- _Instructions to follow_
Check each line of the listing for the string "استشارة", count the lines that have it, and answer with that number only.

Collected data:
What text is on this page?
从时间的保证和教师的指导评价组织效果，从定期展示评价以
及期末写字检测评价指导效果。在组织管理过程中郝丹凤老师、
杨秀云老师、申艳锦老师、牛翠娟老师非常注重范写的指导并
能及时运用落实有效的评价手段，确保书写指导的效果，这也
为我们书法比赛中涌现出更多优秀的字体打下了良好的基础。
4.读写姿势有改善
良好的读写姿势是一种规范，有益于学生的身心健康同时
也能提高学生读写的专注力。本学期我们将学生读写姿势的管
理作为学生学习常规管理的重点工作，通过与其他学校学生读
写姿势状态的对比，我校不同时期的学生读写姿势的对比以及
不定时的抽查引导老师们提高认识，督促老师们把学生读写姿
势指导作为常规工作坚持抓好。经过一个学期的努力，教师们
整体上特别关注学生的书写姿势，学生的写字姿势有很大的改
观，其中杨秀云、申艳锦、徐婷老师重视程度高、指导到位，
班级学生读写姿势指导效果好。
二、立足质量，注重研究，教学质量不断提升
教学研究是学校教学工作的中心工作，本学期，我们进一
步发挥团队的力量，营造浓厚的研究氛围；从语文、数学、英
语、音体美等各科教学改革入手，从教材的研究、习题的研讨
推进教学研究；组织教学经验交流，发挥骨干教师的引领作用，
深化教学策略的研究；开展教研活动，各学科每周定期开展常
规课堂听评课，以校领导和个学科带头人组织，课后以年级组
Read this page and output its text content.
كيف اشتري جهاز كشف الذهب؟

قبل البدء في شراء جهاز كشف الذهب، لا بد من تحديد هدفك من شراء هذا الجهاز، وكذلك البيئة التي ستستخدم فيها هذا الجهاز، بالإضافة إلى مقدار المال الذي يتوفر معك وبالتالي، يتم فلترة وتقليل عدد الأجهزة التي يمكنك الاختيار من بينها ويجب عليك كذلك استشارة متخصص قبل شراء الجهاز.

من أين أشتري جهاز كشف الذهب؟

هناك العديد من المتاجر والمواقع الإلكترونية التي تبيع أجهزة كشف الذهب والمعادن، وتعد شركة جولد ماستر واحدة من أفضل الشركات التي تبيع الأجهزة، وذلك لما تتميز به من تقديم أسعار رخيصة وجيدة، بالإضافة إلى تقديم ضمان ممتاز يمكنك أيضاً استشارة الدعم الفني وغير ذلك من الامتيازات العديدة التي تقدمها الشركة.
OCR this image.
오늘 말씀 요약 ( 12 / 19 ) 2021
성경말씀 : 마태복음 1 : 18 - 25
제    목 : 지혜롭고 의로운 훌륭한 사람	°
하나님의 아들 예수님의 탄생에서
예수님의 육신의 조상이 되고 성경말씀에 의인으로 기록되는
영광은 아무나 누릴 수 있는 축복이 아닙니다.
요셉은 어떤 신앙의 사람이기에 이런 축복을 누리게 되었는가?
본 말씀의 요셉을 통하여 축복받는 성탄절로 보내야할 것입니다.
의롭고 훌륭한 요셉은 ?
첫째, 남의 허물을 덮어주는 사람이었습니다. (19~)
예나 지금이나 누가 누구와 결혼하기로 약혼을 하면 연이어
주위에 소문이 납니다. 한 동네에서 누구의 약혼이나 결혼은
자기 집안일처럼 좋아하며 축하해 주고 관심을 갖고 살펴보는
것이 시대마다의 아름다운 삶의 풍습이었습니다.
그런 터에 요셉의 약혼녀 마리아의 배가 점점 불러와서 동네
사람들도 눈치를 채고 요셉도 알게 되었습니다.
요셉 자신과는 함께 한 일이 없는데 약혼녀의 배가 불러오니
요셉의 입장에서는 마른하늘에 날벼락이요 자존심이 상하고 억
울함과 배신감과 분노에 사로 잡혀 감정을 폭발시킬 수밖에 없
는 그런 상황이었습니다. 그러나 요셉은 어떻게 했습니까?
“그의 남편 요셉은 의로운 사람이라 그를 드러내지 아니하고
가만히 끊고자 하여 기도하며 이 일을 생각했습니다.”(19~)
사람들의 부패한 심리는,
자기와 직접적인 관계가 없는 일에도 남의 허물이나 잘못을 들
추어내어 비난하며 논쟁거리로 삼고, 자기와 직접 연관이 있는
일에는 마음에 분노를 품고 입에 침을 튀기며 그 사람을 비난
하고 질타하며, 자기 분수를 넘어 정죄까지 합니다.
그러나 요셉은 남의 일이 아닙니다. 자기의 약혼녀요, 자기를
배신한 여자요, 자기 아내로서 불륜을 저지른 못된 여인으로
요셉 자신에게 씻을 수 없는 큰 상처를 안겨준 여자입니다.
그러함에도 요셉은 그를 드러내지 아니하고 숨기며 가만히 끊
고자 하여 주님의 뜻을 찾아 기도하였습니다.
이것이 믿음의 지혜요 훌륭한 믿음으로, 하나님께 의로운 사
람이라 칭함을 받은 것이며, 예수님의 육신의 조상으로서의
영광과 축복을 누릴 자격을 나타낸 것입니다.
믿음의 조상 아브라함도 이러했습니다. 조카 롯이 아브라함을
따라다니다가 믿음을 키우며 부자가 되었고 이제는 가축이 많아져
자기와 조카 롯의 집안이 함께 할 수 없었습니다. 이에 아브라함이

- _Correct answer_
2